§ **GIVEN TASK**
Where does the string "triangle" appear in the records? Copy every line that contains it.

§ **DATA TO USE**
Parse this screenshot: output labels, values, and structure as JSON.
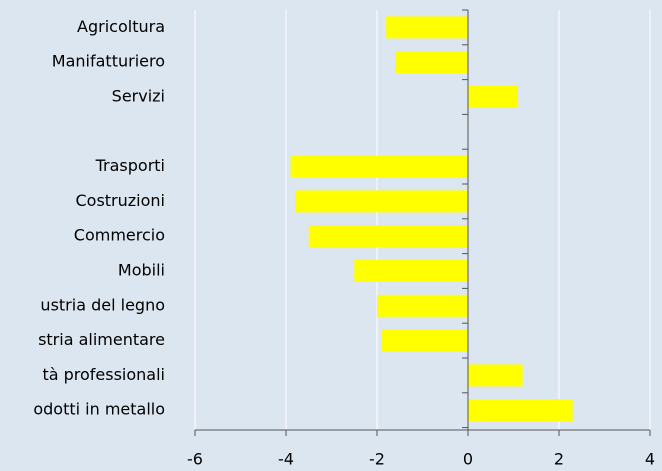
{
  "chart_data": {
    "type": "barh",
    "categories": [
      "Agricoltura",
      "Manifatturiero",
      "Servizi",
      null,
      "Trasporti",
      "Costruzioni",
      "Commercio",
      "Mobili",
      "ustria del legno",
      "stria alimentare",
      "tà professionali",
      "odotti in metallo"
    ],
    "values": [
      -1.8,
      -1.6,
      1.1,
      null,
      -3.9,
      -3.8,
      -3.5,
      -2.5,
      -2.0,
      -1.9,
      1.2,
      2.3
    ],
    "color": "#ffff00",
    "xlim": [
      -6,
      4
    ],
    "xticks": [
      -6,
      -4,
      -2,
      0,
      2,
      4
    ],
    "grid": true
  }
}
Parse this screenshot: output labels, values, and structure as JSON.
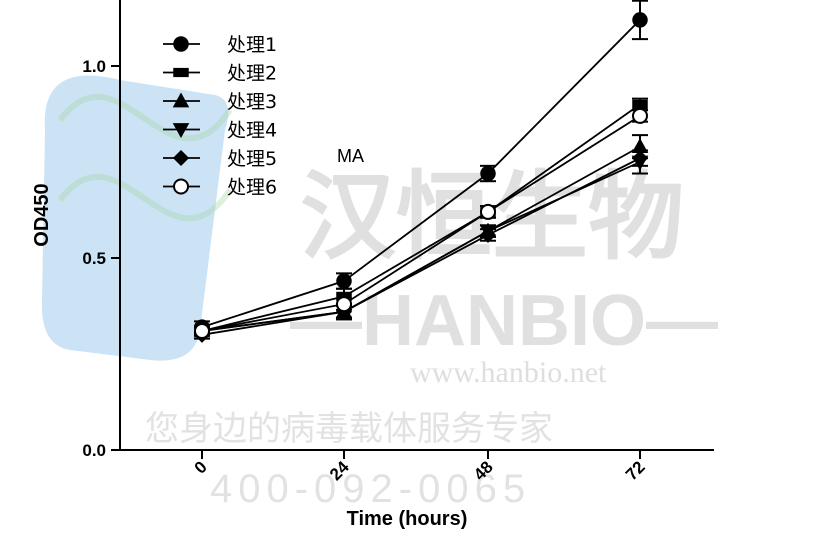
{
  "watermark": {
    "cn_name": "汉恒生物",
    "brand": "—HANBIO—",
    "url": "www.hanbio.net",
    "slogan": "您身边的病毒载体服务专家",
    "phone": "400-092-0065",
    "colors": {
      "text": "#c7c7c7",
      "logo_blue": "#7fb3e6"
    }
  },
  "chart_data": {
    "type": "line",
    "xlabel": "Time (hours)",
    "ylabel": "OD450",
    "categories": [
      "0",
      "24",
      "48",
      "72"
    ],
    "yticks": [
      "0.0",
      "0.5",
      "1.0"
    ],
    "ylim": [
      0,
      1.12
    ],
    "legend_position": "top-left",
    "annotation": "MA",
    "series": [
      {
        "name": "处理1",
        "marker": "circle",
        "values": [
          0.32,
          0.44,
          0.72,
          1.12
        ],
        "errors": [
          0.015,
          0.02,
          0.02,
          0.05
        ]
      },
      {
        "name": "处理2",
        "marker": "square",
        "values": [
          0.31,
          0.4,
          0.62,
          0.9
        ],
        "errors": [
          0.01,
          0.02,
          0.015,
          0.015
        ]
      },
      {
        "name": "处理3",
        "marker": "triangle-up",
        "values": [
          0.31,
          0.36,
          0.57,
          0.79
        ],
        "errors": [
          0.01,
          0.02,
          0.015,
          0.03
        ]
      },
      {
        "name": "处理4",
        "marker": "triangle-down",
        "values": [
          0.31,
          0.36,
          0.57,
          0.75
        ],
        "errors": [
          0.01,
          0.015,
          0.015,
          0.03
        ]
      },
      {
        "name": "处理5",
        "marker": "diamond",
        "values": [
          0.3,
          0.36,
          0.56,
          0.76
        ],
        "errors": [
          0.01,
          0.015,
          0.015,
          0.02
        ]
      },
      {
        "name": "处理6",
        "marker": "circle-open",
        "values": [
          0.31,
          0.38,
          0.62,
          0.87
        ],
        "errors": [
          0.01,
          0.015,
          0.015,
          0.015
        ]
      }
    ]
  }
}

§ **RESPONSE TO THIS TASK**
        "marker": "triangle-up",
        "marker": "triangle-down",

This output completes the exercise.